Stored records

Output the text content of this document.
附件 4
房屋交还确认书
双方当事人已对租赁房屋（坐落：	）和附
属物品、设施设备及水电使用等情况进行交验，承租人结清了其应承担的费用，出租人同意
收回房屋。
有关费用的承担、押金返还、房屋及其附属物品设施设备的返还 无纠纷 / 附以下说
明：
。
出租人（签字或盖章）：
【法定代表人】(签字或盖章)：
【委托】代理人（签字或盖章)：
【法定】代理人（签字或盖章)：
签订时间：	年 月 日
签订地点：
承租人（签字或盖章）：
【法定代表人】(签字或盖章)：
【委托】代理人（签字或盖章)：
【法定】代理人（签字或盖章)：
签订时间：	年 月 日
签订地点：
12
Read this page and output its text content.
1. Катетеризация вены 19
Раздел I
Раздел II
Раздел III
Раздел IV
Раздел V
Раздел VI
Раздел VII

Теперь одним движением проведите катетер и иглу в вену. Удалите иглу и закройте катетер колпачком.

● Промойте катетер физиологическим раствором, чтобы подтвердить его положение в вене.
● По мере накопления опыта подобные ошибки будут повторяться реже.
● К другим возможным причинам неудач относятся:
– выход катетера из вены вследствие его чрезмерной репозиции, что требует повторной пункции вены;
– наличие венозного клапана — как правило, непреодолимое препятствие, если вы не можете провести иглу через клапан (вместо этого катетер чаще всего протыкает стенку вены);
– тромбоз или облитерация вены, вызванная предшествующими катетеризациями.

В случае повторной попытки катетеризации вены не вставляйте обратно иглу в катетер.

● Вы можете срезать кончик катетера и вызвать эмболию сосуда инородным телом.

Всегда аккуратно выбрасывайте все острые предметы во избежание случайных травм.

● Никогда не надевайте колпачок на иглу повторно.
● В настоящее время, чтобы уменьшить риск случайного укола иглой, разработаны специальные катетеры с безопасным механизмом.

— Goal —
Pull out all lines in the data above that include "повторной".

— Expected answer —
– выход катетера из вены вследствие его чрезмерной репозиции, что требует повторной пункции вены;
В случае повторной попытки катетеризации вены не вставляйте обратно иглу в катетер.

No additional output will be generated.